# YOUR INSTRUCTIONS
Return the records exactly as they are.

# DATASET
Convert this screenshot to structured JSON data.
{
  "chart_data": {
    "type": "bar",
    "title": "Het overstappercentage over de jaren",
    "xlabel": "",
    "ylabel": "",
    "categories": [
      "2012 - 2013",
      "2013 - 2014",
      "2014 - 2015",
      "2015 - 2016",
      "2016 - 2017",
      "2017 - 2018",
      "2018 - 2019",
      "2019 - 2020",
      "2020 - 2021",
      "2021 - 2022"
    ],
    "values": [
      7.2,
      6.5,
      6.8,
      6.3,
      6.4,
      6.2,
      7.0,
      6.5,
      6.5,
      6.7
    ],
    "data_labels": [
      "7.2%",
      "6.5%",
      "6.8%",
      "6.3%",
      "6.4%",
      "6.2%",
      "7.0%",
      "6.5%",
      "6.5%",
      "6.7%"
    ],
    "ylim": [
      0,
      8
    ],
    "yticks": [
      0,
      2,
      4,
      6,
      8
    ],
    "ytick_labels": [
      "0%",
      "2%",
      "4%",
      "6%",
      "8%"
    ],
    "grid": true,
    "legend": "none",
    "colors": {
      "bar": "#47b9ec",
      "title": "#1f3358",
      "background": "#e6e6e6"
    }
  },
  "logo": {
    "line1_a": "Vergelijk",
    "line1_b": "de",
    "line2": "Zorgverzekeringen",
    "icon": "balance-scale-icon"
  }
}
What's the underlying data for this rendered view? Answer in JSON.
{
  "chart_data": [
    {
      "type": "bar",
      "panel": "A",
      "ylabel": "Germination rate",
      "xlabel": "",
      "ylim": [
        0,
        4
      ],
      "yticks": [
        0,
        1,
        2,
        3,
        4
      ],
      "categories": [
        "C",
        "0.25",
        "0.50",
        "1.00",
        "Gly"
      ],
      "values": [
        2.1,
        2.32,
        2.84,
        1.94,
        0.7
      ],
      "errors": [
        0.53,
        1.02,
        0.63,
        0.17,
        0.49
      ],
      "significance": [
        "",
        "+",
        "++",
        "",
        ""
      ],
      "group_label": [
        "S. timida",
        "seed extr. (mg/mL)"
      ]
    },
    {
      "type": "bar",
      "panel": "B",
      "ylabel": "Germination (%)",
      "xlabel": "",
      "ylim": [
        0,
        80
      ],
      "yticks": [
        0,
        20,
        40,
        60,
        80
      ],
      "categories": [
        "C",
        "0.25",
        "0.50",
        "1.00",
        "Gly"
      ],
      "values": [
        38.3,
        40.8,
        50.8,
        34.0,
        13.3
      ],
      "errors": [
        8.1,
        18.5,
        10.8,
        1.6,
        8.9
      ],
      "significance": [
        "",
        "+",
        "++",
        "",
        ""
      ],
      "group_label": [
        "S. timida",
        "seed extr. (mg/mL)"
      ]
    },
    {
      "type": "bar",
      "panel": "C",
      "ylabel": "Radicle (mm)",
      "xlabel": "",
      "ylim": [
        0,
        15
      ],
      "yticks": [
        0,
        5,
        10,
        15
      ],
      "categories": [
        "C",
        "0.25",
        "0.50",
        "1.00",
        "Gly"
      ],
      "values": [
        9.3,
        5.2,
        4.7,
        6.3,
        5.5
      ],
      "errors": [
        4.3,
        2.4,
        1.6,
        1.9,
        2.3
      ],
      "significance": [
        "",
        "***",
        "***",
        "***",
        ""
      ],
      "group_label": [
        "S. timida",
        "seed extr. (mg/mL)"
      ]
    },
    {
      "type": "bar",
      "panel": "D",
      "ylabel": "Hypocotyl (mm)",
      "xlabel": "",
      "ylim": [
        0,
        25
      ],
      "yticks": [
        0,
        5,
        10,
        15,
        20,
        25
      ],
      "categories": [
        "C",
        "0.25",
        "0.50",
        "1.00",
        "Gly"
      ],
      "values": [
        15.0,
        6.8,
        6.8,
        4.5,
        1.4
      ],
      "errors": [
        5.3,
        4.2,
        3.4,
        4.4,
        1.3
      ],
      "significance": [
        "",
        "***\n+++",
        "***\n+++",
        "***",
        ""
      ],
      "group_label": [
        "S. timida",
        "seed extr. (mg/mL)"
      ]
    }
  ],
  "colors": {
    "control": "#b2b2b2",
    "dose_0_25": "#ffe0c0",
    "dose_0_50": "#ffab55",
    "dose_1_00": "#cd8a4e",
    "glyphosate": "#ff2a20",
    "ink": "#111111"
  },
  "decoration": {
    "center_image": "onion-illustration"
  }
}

# PROBLEM SOLUTION
Convert this screenshot to structured JSON data.
{
  "chart_data": {
    "type": "bar",
    "title": "Het overstappercentage over de jaren",
    "xlabel": "",
    "ylabel": "",
    "categories": [
      "2012 - 2013",
      "2013 - 2014",
      "2014 - 2015",
      "2015 - 2016",
      "2016 - 2017",
      "2017 - 2018",
      "2018 - 2019",
      "2019 - 2020",
      "2020 - 2021",
      "2021 - 2022"
    ],
    "values": [
      7.2,
      6.5,
      6.8,
      6.3,
      6.4,
      6.2,
      7.0,
      6.5,
      6.5,
      6.7
    ],
    "data_labels": [
      "7.2%",
      "6.5%",
      "6.8%",
      "6.3%",
      "6.4%",
      "6.2%",
      "7.0%",
      "6.5%",
      "6.5%",
      "6.7%"
    ],
    "ylim": [
      0,
      8
    ],
    "yticks": [
      0,
      2,
      4,
      6,
      8
    ],
    "ytick_labels": [
      "0%",
      "2%",
      "4%",
      "6%",
      "8%"
    ],
    "grid": true,
    "legend": "none",
    "colors": {
      "bar": "#47b9ec",
      "title": "#1f3358",
      "background": "#e6e6e6"
    }
  },
  "logo": {
    "line1_a": "Vergelijk",
    "line1_b": "de",
    "line2": "Zorgverzekeringen",
    "icon": "balance-scale-icon"
  }
}
What's the underlying data for this rendered view? Answer in JSON.
{
  "chart_data": [
    {
      "type": "bar",
      "panel": "A",
      "ylabel": "Germination rate",
      "xlabel": "",
      "ylim": [
        0,
        4
      ],
      "yticks": [
        0,
        1,
        2,
        3,
        4
      ],
      "categories": [
        "C",
        "0.25",
        "0.50",
        "1.00",
        "Gly"
      ],
      "values": [
        2.1,
        2.32,
        2.84,
        1.94,
        0.7
      ],
      "errors": [
        0.53,
        1.02,
        0.63,
        0.17,
        0.49
      ],
      "significance": [
        "",
        "+",
        "++",
        "",
        ""
      ],
      "group_label": [
        "S. timida",
        "seed extr. (mg/mL)"
      ]
    },
    {
      "type": "bar",
      "panel": "B",
      "ylabel": "Germination (%)",
      "xlabel": "",
      "ylim": [
        0,
        80
      ],
      "yticks": [
        0,
        20,
        40,
        60,
        80
      ],
      "categories": [
        "C",
        "0.25",
        "0.50",
        "1.00",
        "Gly"
      ],
      "values": [
        38.3,
        40.8,
        50.8,
        34.0,
        13.3
      ],
      "errors": [
        8.1,
        18.5,
        10.8,
        1.6,
        8.9
      ],
      "significance": [
        "",
        "+",
        "++",
        "",
        ""
      ],
      "group_label": [
        "S. timida",
        "seed extr. (mg/mL)"
      ]
    },
    {
      "type": "bar",
      "panel": "C",
      "ylabel": "Radicle (mm)",
      "xlabel": "",
      "ylim": [
        0,
        15
      ],
      "yticks": [
        0,
        5,
        10,
        15
      ],
      "categories": [
        "C",
        "0.25",
        "0.50",
        "1.00",
        "Gly"
      ],
      "values": [
        9.3,
        5.2,
        4.7,
        6.3,
        5.5
      ],
      "errors": [
        4.3,
        2.4,
        1.6,
        1.9,
        2.3
      ],
      "significance": [
        "",
        "***",
        "***",
        "***",
        ""
      ],
      "group_label": [
        "S. timida",
        "seed extr. (mg/mL)"
      ]
    },
    {
      "type": "bar",
      "panel": "D",
      "ylabel": "Hypocotyl (mm)",
      "xlabel": "",
      "ylim": [
        0,
        25
      ],
      "yticks": [
        0,
        5,
        10,
        15,
        20,
        25
      ],
      "categories": [
        "C",
        "0.25",
        "0.50",
        "1.00",
        "Gly"
      ],
      "values": [
        15.0,
        6.8,
        6.8,
        4.5,
        1.4
      ],
      "errors": [
        5.3,
        4.2,
        3.4,
        4.4,
        1.3
      ],
      "significance": [
        "",
        "***\n+++",
        "***\n+++",
        "***",
        ""
      ],
      "group_label": [
        "S. timida",
        "seed extr. (mg/mL)"
      ]
    }
  ],
  "colors": {
    "control": "#b2b2b2",
    "dose_0_25": "#ffe0c0",
    "dose_0_50": "#ffab55",
    "dose_1_00": "#cd8a4e",
    "glyphosate": "#ff2a20",
    "ink": "#111111"
  },
  "decoration": {
    "center_image": "onion-illustration"
  }
}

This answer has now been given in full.